_SHORT TASK_
Gather up every line from the entries below that uses the word "change".

----

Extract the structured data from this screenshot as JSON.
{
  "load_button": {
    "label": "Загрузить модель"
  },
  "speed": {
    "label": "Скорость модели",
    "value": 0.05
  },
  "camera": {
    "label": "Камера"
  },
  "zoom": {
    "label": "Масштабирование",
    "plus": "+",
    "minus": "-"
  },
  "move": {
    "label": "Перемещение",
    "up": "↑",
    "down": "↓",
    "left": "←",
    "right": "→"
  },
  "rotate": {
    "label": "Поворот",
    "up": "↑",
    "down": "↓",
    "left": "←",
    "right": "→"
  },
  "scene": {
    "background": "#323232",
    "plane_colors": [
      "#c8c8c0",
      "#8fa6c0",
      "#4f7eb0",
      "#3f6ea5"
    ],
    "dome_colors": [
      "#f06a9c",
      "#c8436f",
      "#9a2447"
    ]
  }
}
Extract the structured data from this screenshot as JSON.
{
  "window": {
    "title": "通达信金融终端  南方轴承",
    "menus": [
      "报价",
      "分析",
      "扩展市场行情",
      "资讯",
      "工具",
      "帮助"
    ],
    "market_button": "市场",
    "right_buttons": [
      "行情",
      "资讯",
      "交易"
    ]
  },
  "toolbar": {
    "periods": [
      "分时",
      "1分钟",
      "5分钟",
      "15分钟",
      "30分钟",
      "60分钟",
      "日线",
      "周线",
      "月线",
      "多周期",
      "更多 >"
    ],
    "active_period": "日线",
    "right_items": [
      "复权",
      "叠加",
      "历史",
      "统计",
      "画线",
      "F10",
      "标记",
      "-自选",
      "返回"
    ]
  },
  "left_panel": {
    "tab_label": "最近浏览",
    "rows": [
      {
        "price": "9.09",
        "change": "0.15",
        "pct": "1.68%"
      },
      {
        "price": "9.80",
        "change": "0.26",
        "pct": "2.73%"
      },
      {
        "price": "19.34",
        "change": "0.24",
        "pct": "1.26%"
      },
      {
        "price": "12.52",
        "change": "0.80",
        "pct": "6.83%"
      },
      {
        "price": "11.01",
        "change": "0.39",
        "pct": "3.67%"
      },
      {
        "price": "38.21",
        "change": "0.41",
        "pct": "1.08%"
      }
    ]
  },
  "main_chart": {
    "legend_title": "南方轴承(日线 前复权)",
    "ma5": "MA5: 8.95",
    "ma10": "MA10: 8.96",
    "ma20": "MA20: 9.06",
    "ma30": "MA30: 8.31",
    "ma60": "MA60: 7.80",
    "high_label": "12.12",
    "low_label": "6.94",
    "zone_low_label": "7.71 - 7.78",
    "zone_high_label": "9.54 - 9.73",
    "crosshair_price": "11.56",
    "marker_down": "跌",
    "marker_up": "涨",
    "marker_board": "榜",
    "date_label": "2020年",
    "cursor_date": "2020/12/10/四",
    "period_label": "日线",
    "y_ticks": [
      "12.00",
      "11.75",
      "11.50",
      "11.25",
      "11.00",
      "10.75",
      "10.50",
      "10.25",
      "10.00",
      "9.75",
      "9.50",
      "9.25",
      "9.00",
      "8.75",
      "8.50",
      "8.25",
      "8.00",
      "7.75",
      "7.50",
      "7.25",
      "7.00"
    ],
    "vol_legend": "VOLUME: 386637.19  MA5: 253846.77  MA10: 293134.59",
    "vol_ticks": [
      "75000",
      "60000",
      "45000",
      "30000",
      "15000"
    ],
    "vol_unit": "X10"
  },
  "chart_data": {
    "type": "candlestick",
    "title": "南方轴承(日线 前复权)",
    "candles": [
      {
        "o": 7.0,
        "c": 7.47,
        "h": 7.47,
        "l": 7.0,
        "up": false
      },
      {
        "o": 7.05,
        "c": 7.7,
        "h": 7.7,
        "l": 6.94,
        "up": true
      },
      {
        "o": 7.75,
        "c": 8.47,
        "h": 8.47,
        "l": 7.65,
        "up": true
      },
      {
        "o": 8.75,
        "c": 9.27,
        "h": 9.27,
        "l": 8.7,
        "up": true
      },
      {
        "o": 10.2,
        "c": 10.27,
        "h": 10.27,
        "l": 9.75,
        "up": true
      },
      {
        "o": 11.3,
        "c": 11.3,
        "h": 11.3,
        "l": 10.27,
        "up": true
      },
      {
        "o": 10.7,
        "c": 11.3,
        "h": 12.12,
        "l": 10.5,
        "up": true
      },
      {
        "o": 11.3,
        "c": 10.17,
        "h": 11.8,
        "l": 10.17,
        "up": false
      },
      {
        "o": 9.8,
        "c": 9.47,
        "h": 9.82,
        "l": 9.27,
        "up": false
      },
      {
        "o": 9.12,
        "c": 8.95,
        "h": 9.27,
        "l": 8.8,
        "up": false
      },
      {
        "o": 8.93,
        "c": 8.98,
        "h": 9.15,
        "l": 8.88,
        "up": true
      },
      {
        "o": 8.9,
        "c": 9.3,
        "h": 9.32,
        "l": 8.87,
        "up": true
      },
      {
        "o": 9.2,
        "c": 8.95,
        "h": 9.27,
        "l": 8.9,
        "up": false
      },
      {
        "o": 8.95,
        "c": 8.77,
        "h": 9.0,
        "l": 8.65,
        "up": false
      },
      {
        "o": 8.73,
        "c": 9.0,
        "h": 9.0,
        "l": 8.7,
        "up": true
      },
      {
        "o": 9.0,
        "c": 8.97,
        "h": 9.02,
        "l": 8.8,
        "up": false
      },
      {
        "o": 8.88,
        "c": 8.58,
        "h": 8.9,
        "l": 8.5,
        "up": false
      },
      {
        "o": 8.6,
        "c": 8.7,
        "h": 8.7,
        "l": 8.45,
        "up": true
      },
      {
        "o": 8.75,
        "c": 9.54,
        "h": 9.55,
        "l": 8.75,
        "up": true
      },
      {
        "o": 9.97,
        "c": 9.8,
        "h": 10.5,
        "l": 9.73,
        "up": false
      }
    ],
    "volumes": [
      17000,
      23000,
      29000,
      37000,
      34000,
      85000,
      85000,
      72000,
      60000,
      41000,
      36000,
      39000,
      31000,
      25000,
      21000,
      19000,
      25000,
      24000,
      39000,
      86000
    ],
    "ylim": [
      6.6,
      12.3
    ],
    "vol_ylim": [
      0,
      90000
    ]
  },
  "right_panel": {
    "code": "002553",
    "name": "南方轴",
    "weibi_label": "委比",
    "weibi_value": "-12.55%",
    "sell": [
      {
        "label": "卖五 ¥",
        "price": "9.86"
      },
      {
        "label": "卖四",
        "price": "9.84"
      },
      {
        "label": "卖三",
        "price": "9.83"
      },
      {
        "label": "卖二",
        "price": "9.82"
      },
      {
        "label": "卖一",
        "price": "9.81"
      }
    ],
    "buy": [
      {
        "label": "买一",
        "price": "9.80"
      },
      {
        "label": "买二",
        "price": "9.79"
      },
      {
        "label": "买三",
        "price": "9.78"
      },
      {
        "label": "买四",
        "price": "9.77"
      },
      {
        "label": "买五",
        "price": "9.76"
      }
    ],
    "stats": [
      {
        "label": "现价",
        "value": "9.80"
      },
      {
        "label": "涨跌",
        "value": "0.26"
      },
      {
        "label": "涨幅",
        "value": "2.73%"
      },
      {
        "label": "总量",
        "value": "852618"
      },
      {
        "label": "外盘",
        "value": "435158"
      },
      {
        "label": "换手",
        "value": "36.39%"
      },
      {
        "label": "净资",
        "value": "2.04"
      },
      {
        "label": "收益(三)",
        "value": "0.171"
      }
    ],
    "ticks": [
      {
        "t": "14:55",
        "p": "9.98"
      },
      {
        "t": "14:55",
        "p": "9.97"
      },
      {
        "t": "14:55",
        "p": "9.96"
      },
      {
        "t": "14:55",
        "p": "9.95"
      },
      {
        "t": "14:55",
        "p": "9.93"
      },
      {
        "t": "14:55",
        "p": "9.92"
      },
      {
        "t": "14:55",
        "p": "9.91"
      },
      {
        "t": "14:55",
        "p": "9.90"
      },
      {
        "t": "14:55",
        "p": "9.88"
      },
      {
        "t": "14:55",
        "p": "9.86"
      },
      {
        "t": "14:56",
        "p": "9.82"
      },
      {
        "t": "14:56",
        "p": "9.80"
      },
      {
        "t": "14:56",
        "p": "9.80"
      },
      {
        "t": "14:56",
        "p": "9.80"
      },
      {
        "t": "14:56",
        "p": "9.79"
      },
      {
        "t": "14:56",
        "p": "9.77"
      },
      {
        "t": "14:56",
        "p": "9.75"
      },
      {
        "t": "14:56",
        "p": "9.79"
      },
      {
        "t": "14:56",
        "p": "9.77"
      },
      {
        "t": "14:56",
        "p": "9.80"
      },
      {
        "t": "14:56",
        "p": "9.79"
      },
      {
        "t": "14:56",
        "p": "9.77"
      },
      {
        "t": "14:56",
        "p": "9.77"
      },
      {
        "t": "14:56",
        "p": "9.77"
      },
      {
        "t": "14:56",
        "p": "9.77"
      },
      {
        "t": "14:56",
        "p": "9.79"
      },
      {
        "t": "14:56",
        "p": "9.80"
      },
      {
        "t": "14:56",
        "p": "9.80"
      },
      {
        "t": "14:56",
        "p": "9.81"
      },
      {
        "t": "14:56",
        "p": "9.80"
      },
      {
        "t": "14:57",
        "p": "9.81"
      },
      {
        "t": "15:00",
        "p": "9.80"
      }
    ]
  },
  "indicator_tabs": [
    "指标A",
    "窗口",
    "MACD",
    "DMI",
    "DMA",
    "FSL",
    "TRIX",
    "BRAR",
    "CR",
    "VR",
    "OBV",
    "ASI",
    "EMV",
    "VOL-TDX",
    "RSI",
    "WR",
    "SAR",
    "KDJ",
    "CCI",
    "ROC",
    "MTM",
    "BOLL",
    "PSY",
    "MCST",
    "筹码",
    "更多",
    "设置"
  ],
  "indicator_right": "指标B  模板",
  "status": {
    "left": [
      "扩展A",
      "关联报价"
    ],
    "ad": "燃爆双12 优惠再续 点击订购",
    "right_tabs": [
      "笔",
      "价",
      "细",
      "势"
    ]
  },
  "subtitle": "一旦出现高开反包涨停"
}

----

_SOLVED PROBLEM_
        "change": "0.15",
        "change": "0.26",
        "change": "0.24",
        "change": "0.80",
        "change": "0.39",
        "change": "0.41",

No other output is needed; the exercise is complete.